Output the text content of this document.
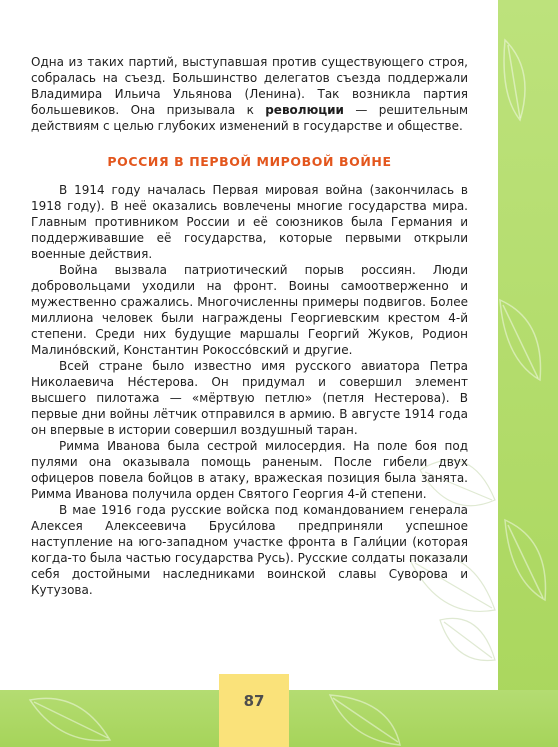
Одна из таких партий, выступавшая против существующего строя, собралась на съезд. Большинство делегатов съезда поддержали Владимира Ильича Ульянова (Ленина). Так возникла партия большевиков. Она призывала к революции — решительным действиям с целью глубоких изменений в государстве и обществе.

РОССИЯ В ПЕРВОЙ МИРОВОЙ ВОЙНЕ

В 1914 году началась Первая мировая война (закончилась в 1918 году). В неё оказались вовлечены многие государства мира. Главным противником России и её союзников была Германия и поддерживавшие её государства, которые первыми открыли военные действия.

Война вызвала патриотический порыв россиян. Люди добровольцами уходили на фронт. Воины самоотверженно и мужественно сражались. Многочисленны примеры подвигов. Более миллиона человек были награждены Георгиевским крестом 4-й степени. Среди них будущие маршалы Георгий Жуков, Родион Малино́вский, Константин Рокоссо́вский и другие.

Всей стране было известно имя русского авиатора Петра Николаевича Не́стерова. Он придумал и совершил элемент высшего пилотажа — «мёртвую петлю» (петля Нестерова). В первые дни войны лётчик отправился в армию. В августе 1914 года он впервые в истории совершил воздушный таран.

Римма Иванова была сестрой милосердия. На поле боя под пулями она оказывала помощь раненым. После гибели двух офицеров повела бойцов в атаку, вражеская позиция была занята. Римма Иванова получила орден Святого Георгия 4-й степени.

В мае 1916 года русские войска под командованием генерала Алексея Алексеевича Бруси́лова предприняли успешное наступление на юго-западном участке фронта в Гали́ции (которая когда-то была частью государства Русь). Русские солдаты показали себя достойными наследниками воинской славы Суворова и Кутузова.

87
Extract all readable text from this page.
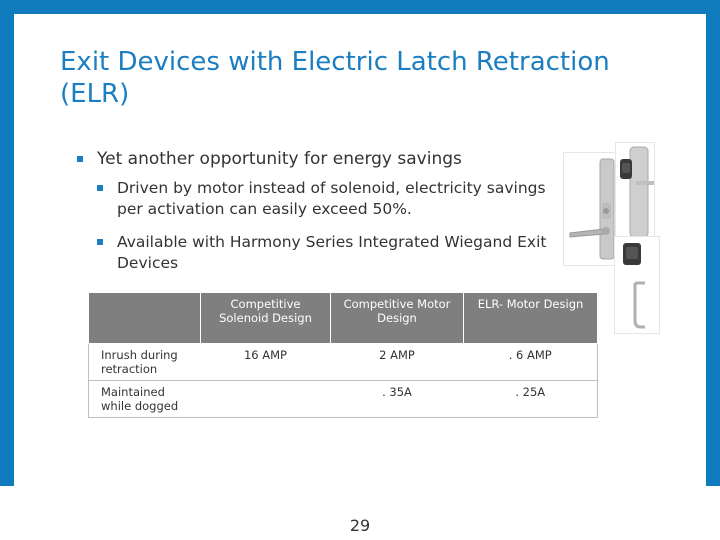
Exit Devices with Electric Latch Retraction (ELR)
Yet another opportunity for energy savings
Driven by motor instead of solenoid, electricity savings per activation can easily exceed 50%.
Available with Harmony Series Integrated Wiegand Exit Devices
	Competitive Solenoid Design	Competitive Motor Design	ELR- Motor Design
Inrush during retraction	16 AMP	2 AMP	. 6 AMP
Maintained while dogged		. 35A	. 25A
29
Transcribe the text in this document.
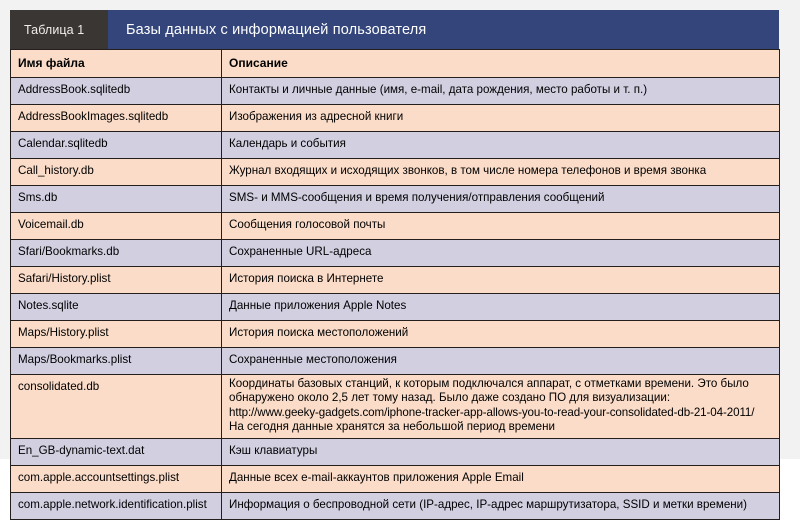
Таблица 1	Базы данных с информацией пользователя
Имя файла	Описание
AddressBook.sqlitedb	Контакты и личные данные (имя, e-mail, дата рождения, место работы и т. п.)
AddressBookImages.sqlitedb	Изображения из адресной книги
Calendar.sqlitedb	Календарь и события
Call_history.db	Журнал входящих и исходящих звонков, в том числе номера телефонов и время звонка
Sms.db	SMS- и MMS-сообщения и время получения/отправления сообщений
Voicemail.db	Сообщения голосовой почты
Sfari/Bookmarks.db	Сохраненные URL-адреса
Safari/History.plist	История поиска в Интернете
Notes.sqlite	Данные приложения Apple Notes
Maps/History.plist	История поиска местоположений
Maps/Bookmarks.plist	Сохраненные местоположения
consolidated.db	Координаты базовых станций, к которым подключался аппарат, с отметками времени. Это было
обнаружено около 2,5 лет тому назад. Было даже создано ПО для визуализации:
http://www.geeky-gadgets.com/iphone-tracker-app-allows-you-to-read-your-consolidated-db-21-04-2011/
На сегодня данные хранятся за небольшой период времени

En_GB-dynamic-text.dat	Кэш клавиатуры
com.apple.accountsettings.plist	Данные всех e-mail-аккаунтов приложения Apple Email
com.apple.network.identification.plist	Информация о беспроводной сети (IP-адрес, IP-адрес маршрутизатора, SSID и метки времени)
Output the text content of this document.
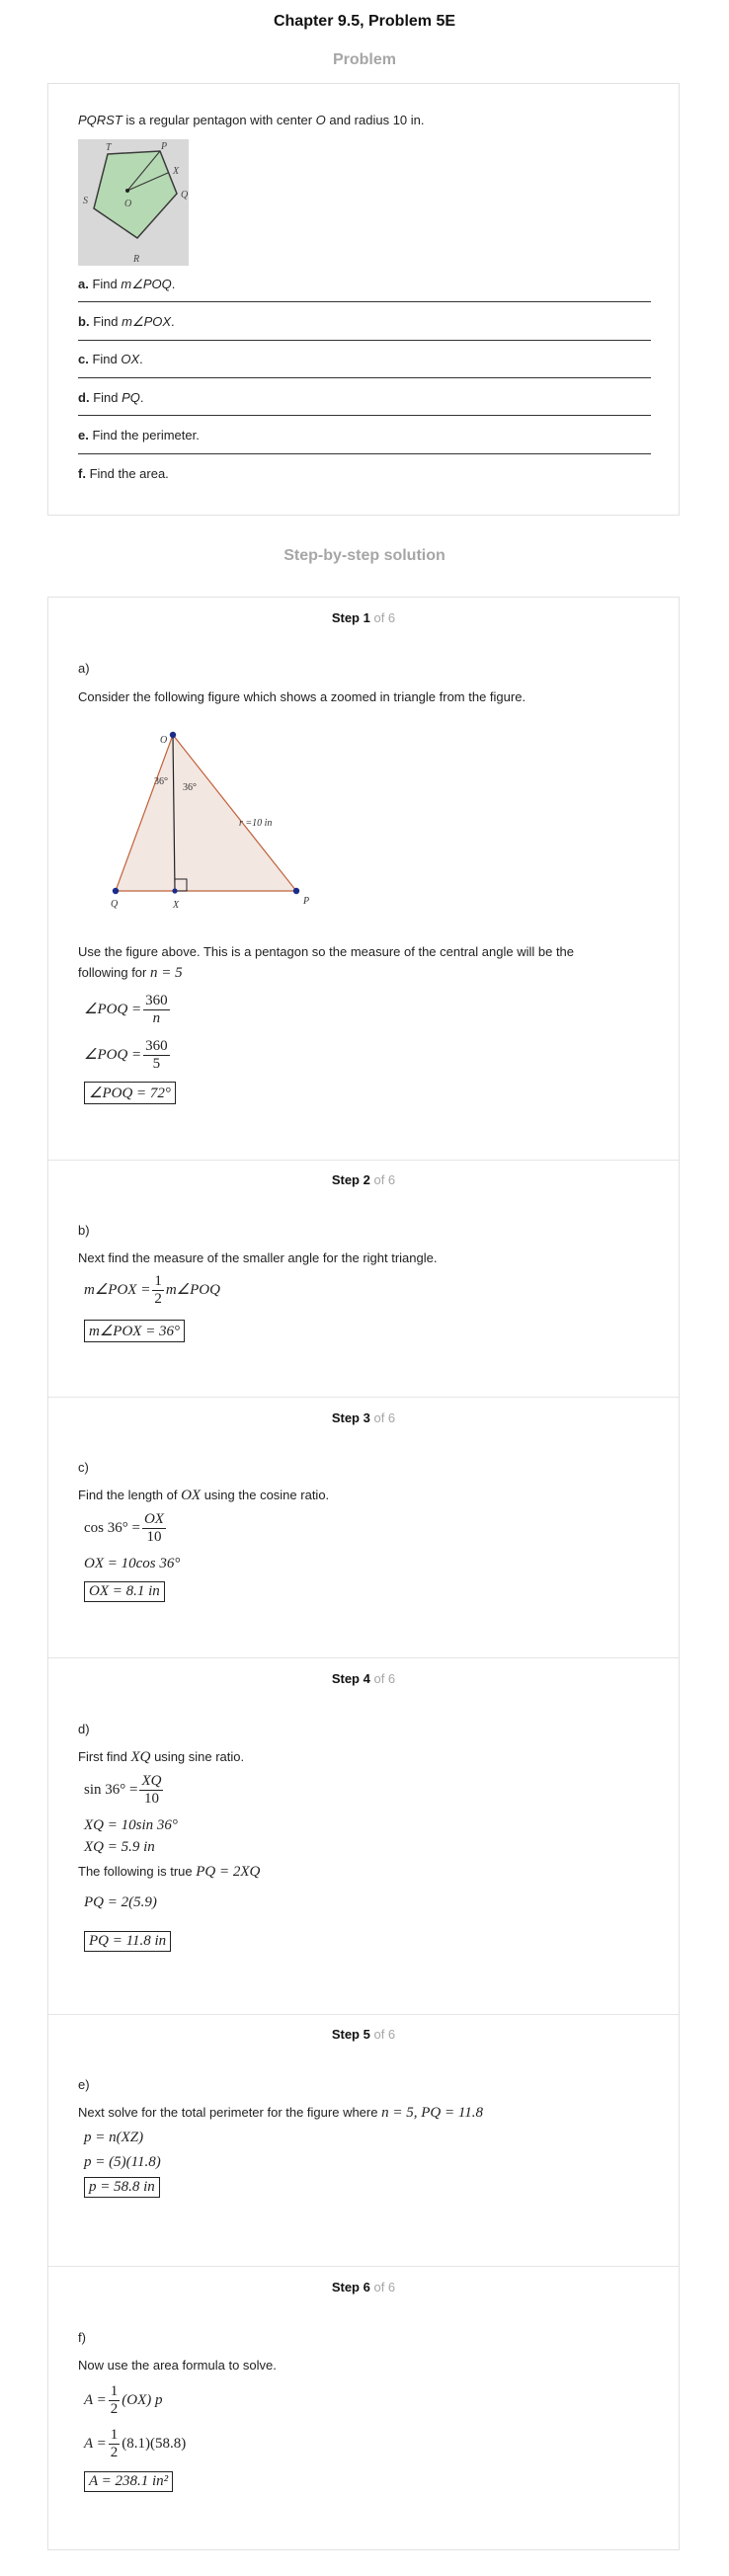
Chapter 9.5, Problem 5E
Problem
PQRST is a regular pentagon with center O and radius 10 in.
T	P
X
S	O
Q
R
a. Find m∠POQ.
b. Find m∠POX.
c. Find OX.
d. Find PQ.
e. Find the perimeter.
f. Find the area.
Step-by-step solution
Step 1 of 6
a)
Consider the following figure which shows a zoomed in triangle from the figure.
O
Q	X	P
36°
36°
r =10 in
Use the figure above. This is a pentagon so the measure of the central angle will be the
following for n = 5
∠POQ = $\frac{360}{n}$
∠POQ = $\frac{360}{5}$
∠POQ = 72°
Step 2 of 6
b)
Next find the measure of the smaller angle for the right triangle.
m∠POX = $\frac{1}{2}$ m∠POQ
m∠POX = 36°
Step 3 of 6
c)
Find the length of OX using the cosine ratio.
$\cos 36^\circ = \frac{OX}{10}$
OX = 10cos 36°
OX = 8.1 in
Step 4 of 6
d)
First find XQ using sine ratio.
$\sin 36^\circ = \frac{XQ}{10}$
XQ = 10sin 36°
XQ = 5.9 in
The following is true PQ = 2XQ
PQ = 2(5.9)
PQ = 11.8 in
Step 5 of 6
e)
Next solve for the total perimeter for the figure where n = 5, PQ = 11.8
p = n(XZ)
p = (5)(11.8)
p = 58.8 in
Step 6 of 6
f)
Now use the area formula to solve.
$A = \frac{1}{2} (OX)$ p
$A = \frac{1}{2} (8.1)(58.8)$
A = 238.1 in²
====================
Write out every line of the entries that holds the word "года".

Всей стране было известно имя русского авиатора Петра Николаевича Не́стерова. Он придумал и совершил элемент высшего пилотажа — «мёртвую петлю» (петля Нестерова). В первые дни войны лётчик отправился в армию. В августе 1914 года он впервые в истории совершил воздушный таран.
В мае 1916 года русские войска под командованием генерала Алексея Алексеевича Бруси́лова предприняли успешное наступление на юго-западном участке фронта в Гали́ции (которая когда-то была частью государства Русь). Русские солдаты показали себя достойными наследниками воинской славы Суворова и Кутузова.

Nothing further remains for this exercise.